■ PROVIDED INFORMATION:
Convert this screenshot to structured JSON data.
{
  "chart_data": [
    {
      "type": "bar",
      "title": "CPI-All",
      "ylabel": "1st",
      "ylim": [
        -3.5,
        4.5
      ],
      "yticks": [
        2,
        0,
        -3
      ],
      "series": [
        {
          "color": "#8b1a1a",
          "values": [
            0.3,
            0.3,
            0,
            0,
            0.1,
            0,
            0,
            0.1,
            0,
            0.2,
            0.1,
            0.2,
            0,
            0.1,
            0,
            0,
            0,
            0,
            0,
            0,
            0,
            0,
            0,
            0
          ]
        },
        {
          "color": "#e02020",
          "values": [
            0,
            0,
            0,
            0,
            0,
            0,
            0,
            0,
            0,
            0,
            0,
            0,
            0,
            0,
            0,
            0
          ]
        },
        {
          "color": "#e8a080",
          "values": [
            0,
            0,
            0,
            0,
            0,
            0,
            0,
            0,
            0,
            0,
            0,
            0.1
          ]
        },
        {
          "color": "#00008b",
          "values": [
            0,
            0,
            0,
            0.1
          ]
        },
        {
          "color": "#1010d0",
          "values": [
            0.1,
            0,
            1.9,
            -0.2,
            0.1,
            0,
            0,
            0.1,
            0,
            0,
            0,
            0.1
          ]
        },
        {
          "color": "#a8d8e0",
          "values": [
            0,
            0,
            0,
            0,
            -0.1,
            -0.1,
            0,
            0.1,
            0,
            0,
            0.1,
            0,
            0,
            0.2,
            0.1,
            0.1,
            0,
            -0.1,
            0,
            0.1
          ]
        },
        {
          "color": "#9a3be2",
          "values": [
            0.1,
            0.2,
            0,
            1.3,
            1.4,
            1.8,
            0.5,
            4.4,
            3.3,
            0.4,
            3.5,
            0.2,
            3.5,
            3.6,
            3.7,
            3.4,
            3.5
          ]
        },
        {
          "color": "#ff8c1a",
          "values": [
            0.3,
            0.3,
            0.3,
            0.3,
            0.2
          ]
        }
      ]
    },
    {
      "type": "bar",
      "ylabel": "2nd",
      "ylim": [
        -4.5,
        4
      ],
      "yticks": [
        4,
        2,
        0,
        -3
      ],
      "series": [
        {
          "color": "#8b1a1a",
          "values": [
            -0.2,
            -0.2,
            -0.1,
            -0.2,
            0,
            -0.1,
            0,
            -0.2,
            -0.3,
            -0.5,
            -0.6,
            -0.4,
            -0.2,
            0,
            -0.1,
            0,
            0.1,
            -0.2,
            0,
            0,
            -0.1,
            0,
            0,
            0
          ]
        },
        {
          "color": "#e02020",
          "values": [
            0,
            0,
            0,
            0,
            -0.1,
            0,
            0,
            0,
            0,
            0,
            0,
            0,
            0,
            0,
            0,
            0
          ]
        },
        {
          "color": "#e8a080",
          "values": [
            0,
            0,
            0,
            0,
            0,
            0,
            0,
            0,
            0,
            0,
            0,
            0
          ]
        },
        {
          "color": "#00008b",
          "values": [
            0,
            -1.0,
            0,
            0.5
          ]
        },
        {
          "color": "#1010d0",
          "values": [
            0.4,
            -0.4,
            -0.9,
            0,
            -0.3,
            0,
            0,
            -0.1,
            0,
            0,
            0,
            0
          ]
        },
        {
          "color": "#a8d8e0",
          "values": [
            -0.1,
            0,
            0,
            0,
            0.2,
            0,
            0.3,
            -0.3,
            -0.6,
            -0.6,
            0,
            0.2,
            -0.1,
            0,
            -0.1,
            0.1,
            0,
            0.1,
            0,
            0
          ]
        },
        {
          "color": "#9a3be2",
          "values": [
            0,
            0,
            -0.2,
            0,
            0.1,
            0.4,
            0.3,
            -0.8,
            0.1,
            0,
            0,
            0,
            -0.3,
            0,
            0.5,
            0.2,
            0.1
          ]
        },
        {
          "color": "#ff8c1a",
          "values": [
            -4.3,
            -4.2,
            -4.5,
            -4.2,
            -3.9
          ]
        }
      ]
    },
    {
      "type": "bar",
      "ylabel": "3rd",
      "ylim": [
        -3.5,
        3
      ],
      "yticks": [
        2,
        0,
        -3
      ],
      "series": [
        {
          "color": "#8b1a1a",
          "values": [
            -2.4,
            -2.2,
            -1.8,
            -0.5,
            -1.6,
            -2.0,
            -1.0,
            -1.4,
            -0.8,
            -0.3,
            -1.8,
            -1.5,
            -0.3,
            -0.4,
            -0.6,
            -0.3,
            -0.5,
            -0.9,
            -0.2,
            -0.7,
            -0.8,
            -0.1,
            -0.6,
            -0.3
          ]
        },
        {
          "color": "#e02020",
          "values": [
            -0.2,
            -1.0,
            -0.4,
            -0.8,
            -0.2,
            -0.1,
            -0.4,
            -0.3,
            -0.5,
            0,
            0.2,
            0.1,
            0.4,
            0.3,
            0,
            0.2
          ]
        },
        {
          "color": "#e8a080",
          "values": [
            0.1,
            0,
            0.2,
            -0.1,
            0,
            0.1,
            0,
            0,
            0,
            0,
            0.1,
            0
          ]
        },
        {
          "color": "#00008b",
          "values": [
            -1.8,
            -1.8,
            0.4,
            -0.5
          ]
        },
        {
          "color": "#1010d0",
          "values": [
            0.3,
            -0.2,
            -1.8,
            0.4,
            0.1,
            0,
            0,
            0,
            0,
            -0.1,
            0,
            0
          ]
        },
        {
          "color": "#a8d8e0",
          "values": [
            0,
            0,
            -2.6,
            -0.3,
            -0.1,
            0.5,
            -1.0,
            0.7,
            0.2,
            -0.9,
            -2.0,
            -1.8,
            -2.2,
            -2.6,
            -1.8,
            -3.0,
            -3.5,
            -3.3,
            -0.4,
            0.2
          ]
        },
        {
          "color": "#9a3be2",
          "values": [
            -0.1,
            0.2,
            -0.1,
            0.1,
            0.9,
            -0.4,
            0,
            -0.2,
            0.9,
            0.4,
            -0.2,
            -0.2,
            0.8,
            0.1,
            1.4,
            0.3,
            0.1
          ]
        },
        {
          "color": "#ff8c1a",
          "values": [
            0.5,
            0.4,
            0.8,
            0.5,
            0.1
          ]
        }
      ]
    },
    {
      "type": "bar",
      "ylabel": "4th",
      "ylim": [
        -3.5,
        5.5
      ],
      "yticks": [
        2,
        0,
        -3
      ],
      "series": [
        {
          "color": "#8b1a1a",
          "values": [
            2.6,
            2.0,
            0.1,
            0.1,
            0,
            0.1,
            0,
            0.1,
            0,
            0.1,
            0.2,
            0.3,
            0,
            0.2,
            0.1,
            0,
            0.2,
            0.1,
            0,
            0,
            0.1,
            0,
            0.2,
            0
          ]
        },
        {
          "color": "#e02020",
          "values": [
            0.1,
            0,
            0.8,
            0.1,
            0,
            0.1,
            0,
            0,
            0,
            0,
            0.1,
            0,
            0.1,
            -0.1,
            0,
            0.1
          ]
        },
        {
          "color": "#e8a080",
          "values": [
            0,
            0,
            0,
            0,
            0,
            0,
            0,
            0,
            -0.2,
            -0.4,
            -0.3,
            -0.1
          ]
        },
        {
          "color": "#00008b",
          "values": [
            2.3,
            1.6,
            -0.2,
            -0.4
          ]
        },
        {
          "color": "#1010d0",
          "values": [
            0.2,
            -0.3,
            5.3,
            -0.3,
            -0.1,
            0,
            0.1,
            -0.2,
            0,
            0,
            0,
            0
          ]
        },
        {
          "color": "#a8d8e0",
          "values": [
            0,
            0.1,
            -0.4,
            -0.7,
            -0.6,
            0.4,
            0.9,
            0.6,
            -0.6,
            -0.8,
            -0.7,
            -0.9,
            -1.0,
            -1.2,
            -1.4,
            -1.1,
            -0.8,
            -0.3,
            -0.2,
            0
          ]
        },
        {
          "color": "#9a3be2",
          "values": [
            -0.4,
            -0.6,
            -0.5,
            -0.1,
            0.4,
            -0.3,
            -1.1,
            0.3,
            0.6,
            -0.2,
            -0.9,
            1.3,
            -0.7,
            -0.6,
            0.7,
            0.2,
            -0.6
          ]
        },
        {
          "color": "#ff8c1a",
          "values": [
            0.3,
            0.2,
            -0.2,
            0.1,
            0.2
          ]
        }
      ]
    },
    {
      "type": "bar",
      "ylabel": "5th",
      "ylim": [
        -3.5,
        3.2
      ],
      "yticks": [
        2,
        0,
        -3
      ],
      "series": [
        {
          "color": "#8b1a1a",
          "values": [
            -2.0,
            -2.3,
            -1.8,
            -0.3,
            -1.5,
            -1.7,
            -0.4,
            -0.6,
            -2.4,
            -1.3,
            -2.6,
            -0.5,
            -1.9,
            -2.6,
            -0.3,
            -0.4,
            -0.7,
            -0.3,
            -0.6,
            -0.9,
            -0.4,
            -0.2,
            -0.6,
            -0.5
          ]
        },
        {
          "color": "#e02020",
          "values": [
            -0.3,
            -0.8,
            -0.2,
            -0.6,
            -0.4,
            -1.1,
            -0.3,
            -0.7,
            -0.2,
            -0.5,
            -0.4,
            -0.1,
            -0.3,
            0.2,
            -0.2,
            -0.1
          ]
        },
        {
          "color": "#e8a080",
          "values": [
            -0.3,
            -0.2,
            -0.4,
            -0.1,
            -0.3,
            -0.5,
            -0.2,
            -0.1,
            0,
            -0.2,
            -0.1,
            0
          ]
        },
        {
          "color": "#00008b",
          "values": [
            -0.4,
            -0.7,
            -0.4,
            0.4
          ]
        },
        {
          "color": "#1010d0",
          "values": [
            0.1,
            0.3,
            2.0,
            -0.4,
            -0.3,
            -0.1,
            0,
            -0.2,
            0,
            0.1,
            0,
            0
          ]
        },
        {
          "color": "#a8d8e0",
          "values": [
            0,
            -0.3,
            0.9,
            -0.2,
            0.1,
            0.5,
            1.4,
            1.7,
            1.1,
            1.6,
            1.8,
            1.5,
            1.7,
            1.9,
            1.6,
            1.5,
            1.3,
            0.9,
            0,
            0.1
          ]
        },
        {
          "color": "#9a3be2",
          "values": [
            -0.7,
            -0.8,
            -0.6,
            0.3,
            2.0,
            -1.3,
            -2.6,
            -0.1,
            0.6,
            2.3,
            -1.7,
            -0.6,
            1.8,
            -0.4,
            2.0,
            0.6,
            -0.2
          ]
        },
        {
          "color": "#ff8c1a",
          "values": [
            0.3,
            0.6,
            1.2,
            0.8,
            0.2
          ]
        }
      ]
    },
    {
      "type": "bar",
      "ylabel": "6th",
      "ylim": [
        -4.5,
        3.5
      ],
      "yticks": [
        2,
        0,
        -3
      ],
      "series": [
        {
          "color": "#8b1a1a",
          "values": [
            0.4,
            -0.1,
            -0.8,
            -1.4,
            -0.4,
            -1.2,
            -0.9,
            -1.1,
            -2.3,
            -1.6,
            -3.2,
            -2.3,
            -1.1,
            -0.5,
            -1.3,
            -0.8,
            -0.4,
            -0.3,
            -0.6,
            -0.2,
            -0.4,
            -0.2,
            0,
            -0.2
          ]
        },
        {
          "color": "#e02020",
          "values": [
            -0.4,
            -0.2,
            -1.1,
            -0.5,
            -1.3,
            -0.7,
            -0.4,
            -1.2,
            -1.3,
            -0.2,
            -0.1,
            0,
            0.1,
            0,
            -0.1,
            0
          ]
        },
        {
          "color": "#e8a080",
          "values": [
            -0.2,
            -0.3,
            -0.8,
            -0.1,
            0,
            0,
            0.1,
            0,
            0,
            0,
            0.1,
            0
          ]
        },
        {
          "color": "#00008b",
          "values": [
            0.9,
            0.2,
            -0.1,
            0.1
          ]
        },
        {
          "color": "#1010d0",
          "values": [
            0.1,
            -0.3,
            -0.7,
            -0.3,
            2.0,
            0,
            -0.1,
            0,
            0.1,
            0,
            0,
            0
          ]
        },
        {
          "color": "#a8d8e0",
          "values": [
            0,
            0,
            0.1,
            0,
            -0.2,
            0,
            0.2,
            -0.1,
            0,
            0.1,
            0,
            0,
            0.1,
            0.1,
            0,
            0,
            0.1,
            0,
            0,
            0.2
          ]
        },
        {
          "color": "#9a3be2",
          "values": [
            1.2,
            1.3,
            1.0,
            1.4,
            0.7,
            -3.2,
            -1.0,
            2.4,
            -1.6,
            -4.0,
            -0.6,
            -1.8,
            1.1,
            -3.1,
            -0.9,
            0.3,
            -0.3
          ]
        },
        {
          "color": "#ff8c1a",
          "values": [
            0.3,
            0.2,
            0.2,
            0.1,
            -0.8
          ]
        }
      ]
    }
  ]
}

■ GIVEN TASK: Reproduce each line from the records that contains the word "ylabel".

■ THE SOLUTION:
      "ylabel": "1st",
      "ylabel": "2nd",
      "ylabel": "3rd",
      "ylabel": "4th",
      "ylabel": "5th",
      "ylabel": "6th",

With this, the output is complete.